Copy each line that contains the string "must".

— Records to use —
* * * * * * * * *
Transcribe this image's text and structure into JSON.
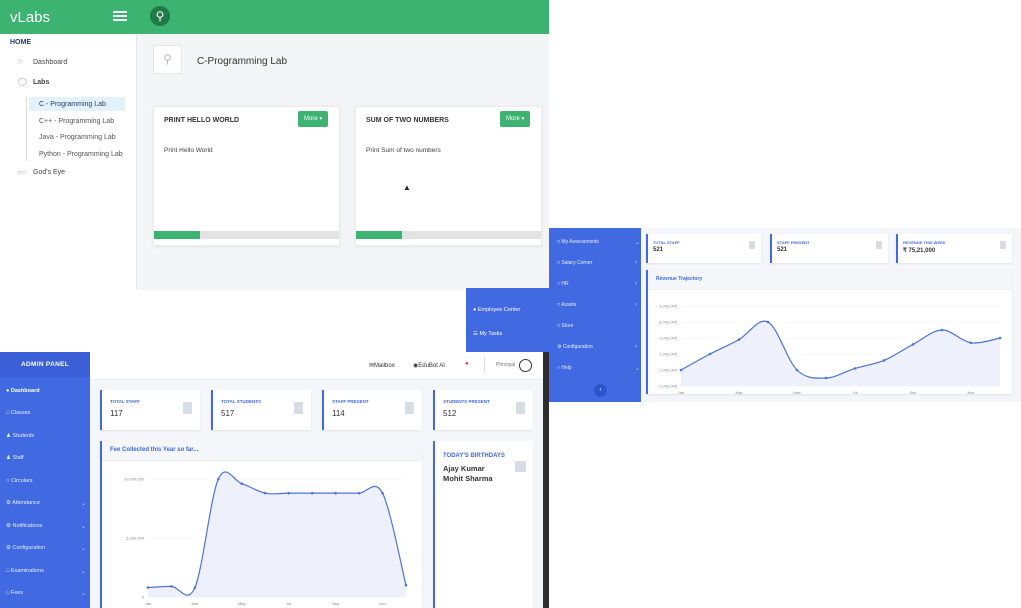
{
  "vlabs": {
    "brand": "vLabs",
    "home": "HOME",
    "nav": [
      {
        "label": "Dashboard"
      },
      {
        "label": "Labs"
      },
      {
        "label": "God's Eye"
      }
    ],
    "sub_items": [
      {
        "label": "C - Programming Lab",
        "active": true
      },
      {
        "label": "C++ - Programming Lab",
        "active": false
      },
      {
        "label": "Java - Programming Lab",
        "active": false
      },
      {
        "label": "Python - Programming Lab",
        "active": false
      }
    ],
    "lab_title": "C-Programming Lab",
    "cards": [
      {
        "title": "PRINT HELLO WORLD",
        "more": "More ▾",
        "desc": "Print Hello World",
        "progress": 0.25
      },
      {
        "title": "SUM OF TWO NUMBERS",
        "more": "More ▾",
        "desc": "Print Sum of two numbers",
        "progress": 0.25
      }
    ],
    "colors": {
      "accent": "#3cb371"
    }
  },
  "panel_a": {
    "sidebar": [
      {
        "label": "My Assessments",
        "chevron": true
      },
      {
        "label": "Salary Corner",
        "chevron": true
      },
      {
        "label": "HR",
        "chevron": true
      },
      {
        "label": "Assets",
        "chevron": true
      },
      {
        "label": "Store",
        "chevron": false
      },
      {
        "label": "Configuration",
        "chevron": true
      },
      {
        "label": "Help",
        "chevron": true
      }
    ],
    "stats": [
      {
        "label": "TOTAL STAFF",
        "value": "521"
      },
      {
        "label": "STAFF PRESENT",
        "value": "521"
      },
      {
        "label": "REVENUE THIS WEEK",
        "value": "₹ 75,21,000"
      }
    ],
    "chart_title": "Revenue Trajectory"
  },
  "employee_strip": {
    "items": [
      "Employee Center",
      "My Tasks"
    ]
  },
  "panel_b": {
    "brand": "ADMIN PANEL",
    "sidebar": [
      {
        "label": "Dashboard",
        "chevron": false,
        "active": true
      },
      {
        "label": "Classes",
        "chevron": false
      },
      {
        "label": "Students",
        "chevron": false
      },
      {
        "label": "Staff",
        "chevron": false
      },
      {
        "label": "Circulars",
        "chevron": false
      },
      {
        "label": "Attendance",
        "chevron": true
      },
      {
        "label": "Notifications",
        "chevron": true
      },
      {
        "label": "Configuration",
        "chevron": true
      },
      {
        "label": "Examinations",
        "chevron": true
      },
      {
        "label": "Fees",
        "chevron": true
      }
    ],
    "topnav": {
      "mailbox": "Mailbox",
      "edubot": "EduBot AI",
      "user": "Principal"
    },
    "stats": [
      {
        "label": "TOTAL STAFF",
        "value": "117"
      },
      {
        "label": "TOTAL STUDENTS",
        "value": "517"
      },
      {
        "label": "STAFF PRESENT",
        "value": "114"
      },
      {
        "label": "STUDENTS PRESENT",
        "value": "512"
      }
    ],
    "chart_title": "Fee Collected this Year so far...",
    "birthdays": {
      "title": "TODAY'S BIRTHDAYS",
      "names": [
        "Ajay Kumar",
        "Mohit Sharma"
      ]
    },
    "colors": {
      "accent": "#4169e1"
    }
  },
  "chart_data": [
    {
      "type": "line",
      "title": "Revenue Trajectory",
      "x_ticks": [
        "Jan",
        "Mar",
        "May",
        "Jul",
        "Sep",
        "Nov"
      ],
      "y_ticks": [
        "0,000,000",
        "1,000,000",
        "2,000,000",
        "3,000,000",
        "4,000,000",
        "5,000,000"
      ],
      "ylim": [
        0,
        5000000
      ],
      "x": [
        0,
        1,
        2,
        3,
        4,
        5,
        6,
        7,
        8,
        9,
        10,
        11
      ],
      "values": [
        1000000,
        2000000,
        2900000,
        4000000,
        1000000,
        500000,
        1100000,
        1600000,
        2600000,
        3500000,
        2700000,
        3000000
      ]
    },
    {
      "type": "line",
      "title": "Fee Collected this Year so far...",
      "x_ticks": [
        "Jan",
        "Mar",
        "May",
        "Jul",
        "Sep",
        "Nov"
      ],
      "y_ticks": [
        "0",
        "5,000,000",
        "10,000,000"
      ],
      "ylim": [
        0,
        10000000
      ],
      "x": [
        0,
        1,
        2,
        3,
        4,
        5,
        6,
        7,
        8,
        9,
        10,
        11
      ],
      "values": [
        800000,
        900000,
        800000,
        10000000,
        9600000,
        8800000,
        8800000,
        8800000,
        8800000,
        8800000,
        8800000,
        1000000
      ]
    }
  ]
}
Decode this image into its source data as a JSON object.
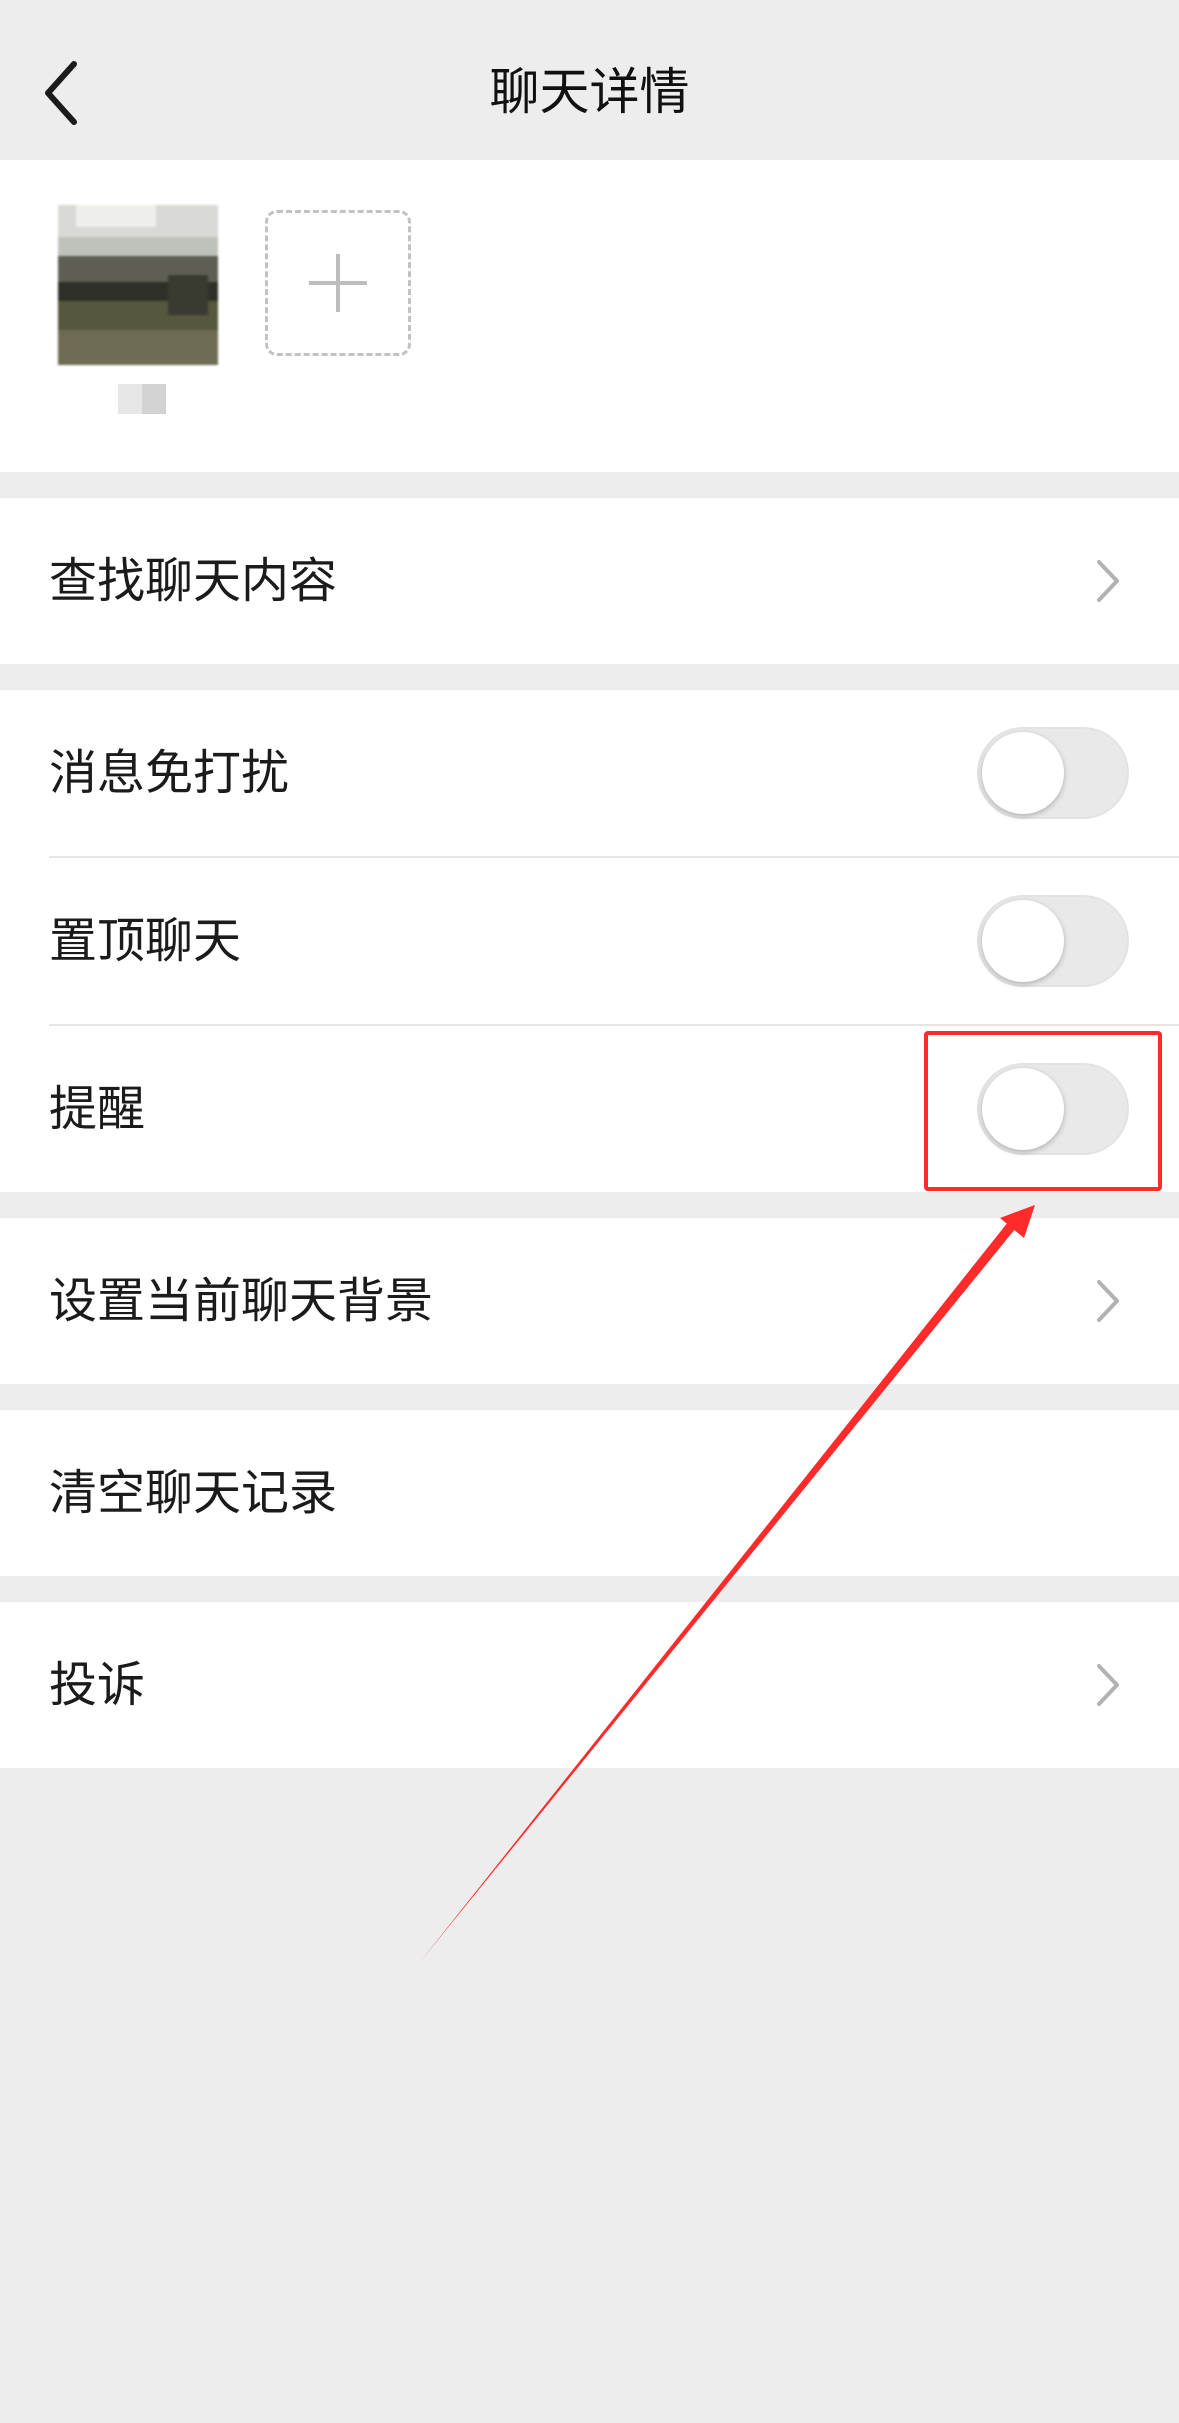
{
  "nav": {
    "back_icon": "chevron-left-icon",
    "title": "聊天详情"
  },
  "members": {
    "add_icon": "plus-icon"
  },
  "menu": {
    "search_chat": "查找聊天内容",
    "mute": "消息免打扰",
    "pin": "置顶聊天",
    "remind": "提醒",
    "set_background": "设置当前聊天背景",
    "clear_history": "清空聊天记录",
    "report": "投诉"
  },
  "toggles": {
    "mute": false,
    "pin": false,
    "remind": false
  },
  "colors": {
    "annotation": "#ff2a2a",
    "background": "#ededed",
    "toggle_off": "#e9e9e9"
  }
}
* * * * * * * * *
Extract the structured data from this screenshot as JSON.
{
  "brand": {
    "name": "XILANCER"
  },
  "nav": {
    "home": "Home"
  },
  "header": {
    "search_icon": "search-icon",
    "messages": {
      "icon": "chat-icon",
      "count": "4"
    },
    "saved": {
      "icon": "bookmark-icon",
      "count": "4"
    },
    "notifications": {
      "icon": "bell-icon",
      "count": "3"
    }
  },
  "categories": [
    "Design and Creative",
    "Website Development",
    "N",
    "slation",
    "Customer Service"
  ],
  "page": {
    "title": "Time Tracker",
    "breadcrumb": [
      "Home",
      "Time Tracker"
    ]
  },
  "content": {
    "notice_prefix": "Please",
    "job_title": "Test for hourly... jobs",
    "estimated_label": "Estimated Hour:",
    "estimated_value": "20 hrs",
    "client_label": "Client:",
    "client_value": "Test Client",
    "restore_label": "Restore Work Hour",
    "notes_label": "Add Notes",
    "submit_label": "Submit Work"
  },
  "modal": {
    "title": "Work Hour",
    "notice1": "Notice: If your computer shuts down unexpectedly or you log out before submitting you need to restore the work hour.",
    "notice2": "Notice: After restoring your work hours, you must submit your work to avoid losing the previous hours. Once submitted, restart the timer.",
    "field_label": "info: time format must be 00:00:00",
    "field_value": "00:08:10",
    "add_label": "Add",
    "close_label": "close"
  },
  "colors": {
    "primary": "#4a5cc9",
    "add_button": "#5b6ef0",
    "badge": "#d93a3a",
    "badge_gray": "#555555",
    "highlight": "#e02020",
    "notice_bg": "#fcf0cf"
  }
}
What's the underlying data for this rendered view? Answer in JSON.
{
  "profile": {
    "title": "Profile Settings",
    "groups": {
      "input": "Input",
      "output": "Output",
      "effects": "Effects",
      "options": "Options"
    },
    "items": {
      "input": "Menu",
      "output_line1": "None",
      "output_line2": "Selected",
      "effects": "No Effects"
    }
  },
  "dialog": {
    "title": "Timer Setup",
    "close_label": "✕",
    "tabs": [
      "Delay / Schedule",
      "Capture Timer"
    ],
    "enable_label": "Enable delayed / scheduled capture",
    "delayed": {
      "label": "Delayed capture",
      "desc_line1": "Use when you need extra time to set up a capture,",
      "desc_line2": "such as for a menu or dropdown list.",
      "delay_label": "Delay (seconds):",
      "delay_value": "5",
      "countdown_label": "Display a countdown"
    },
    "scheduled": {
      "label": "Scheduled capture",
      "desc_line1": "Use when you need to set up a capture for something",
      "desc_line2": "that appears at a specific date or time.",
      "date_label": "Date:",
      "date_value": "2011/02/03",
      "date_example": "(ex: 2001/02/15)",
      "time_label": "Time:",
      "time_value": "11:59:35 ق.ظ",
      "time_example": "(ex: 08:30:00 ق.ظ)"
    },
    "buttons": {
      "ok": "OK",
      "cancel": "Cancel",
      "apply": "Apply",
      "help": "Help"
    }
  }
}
* * * * * * * * *
— Final answer —
    "notice2": "Notice: After restoring your work hours, you must submit your work to avoid losing the previous hours. Once submitted, restart the timer.",
    "field_label": "info: time format must be 00:00:00",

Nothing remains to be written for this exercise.